Lines of data:
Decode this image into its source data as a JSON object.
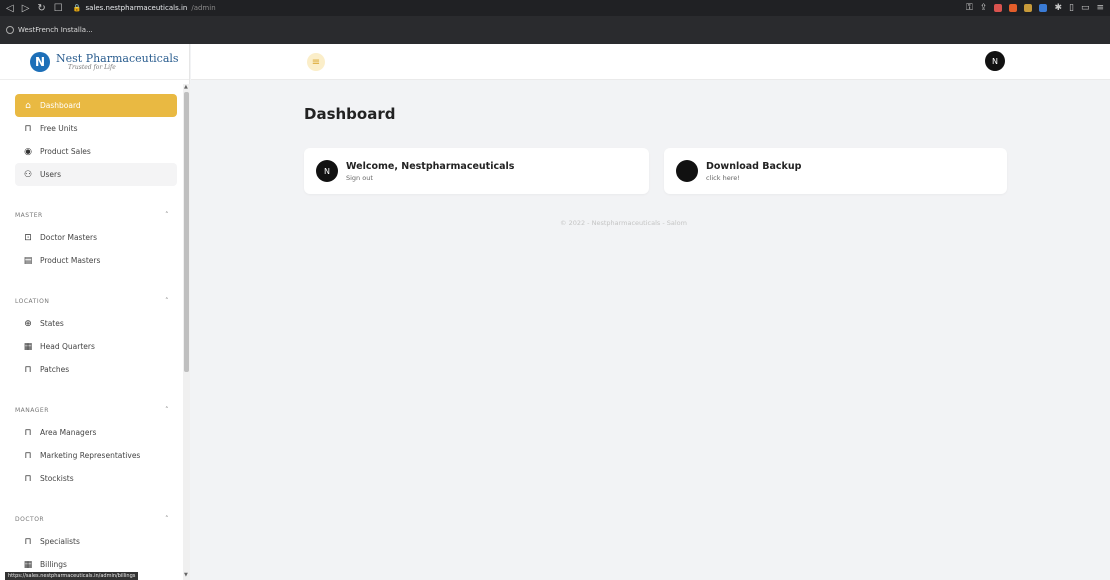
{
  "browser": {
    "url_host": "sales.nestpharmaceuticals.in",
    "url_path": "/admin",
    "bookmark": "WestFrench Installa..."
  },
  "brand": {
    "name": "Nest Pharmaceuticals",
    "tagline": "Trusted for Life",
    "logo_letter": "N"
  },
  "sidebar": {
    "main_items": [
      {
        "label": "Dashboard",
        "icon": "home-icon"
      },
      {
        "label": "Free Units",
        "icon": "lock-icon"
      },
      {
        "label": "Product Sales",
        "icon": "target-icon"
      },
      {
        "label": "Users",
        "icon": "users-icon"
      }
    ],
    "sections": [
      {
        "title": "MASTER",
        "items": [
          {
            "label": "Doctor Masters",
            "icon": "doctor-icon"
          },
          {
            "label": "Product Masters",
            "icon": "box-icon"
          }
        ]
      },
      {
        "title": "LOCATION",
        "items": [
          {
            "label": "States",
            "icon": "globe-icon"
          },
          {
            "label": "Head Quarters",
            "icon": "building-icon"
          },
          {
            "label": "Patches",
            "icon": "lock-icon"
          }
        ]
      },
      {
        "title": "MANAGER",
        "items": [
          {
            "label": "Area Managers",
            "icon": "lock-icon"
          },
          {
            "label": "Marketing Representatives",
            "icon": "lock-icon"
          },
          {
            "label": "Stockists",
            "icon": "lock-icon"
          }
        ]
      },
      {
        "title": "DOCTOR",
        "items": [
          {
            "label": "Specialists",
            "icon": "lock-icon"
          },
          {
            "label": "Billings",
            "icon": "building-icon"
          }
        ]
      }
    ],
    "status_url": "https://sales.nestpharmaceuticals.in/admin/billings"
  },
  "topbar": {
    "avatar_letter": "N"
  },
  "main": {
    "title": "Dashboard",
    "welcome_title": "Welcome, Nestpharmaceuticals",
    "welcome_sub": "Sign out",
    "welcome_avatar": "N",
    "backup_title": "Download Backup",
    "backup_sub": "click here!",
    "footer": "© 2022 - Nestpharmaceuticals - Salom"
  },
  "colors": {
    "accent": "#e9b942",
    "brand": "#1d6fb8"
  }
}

> _TASK TO CARRY OUT_
Identify how many lines in the entries above contain the word "Masters" and provide only that figure.

> _THE RESULT_
2